● **Stated task**: Determine the number of lines containing the word "this", and state that figure alone.

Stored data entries
****************
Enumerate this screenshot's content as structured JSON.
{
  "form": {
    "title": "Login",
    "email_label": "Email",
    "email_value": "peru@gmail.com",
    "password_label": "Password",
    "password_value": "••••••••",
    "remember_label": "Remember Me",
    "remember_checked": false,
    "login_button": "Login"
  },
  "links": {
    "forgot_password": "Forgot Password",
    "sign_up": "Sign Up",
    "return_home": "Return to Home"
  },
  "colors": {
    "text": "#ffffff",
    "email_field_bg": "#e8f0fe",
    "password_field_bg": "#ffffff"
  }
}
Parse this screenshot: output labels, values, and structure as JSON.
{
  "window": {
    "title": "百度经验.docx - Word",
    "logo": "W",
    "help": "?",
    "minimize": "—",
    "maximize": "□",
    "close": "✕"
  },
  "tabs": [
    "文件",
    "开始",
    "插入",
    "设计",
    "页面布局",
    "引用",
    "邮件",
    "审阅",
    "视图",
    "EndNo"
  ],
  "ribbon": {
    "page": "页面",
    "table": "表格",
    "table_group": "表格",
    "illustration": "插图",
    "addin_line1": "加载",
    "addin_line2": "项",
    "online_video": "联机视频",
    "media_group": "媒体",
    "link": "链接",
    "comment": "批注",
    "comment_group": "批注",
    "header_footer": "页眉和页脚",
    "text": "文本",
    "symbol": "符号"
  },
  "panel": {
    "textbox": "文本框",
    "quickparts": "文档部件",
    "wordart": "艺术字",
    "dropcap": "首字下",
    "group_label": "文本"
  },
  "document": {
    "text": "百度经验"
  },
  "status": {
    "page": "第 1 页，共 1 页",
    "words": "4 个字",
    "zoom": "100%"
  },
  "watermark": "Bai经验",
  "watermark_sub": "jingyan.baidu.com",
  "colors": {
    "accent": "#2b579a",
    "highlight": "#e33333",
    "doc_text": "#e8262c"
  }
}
****************
● **Answer in full**: 2